* **Task statement**
Scan the entries below and extract each line with the word "JSON" in it.

Items from a figure collection
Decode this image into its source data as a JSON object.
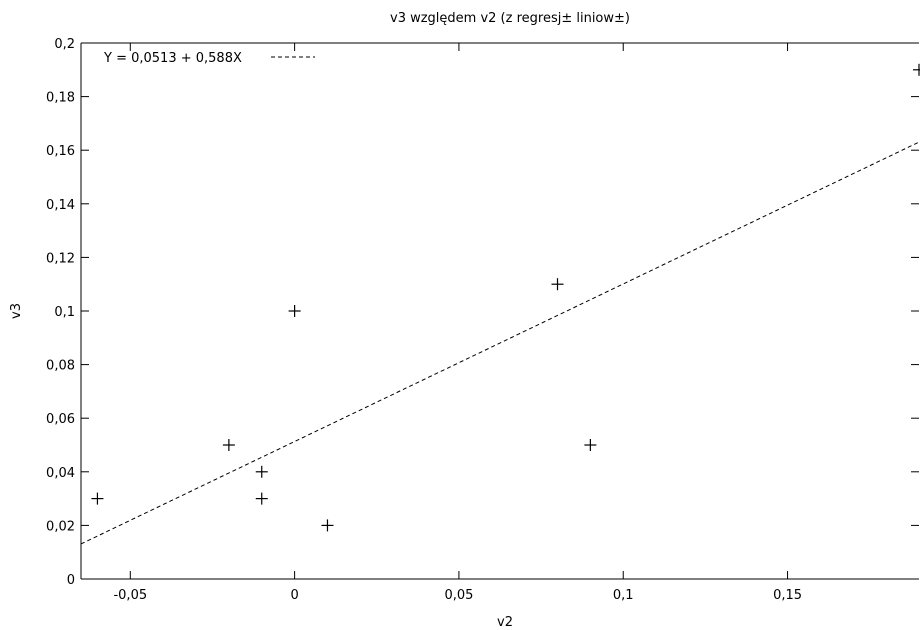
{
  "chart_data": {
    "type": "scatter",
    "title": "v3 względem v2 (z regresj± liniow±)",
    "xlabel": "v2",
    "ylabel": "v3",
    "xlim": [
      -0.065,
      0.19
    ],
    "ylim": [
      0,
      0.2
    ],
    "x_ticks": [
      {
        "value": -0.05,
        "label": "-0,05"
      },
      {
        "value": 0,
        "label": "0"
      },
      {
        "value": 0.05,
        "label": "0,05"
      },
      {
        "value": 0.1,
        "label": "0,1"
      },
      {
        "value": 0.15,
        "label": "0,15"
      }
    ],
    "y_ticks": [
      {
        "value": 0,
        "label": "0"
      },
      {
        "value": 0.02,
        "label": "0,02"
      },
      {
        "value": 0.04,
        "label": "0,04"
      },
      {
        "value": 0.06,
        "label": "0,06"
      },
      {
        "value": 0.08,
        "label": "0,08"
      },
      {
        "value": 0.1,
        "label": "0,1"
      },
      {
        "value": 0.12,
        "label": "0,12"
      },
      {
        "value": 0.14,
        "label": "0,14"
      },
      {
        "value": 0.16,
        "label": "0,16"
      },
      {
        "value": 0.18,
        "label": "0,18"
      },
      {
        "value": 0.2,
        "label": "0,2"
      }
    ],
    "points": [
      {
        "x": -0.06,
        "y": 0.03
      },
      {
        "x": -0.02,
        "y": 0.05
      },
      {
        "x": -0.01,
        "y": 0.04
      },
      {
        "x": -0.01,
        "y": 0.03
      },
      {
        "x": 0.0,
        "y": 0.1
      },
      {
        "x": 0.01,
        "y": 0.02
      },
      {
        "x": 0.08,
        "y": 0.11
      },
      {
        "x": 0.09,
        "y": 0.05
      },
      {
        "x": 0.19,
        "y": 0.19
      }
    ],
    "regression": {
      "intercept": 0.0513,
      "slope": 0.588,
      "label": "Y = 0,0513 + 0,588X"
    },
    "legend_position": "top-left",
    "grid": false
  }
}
==
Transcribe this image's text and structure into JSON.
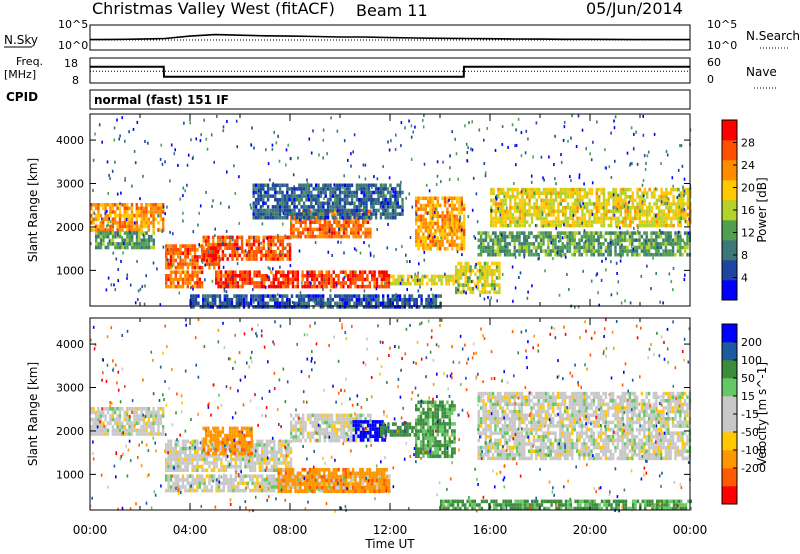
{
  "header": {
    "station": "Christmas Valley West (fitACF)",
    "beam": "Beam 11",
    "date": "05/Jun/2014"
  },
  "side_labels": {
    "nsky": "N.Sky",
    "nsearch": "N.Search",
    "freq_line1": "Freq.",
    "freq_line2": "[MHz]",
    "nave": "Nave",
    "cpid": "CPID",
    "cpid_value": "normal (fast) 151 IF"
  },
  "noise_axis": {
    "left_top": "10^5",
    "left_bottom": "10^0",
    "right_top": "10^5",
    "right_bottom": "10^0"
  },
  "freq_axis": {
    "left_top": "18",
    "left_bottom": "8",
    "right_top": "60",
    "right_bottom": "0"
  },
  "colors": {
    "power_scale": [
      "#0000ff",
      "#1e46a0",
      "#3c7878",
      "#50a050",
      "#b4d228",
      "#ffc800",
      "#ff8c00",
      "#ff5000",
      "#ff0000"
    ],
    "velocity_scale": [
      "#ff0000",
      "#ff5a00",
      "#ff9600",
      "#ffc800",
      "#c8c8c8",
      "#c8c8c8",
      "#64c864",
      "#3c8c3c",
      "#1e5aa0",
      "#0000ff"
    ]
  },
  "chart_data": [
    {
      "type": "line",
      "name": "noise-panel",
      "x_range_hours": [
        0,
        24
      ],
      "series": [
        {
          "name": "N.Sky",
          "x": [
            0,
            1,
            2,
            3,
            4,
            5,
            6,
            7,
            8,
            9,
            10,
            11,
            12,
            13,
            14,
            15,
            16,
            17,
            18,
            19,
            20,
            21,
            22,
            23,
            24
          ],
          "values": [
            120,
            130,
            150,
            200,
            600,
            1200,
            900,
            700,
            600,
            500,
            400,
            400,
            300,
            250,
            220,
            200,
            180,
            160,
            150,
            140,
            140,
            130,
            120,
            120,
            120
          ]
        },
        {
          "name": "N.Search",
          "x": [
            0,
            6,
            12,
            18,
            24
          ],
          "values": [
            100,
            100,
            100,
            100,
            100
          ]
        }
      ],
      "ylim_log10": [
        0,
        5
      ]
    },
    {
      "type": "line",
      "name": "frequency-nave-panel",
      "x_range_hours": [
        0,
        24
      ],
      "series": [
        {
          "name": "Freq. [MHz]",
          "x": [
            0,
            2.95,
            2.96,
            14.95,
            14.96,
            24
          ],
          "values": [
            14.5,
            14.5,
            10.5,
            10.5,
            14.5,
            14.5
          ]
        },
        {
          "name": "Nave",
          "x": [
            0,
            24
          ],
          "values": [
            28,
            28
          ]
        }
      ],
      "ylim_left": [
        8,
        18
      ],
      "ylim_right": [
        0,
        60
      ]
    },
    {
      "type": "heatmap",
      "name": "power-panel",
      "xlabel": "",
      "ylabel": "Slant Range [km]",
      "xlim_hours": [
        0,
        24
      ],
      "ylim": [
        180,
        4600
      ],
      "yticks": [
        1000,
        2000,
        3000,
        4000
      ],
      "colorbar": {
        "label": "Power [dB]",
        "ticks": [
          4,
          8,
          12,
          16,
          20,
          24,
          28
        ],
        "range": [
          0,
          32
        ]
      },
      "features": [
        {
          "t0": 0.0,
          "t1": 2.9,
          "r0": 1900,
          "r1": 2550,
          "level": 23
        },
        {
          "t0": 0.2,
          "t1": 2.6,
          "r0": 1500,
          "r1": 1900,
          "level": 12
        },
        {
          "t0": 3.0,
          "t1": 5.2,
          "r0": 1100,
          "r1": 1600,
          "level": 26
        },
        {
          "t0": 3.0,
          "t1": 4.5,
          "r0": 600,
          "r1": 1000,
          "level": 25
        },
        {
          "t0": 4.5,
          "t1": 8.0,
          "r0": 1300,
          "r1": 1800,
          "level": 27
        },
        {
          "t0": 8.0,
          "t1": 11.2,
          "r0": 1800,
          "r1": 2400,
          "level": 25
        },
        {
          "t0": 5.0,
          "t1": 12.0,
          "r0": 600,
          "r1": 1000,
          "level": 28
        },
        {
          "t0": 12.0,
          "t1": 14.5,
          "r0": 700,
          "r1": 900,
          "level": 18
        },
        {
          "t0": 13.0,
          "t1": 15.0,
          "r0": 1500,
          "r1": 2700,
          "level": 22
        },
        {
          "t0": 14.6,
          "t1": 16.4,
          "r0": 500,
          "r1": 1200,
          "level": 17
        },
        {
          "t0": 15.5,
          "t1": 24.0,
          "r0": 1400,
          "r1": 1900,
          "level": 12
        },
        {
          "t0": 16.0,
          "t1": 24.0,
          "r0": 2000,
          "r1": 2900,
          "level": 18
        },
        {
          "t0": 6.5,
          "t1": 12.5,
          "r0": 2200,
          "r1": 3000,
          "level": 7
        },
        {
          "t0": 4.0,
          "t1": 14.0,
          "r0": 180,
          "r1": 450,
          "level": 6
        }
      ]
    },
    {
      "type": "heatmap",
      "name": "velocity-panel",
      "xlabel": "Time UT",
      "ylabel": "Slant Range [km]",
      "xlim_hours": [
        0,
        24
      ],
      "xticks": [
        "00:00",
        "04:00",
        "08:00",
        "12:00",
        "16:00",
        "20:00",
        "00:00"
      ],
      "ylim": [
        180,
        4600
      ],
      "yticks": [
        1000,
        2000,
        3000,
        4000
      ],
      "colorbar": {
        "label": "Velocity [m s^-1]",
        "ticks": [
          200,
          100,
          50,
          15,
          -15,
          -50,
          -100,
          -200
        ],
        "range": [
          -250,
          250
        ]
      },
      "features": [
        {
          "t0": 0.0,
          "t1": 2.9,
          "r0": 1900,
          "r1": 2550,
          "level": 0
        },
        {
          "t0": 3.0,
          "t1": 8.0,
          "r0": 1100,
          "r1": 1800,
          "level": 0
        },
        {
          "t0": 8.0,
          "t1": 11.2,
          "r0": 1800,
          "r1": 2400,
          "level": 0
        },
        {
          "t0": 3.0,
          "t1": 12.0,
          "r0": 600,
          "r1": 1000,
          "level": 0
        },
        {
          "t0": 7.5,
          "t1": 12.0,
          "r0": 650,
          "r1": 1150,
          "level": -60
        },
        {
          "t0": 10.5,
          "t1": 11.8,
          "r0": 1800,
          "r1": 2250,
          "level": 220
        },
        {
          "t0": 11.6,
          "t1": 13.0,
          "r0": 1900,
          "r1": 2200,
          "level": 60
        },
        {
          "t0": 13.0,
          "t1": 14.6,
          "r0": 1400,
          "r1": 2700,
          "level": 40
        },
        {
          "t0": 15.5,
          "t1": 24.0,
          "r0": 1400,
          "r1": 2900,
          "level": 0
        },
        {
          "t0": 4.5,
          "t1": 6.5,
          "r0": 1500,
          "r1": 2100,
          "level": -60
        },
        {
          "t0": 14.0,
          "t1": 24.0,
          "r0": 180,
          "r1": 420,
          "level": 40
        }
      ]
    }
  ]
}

* **Solution for this problem**
Decode this image into its source data as a JSON object.
Transcribe this image's text and structure into JSON.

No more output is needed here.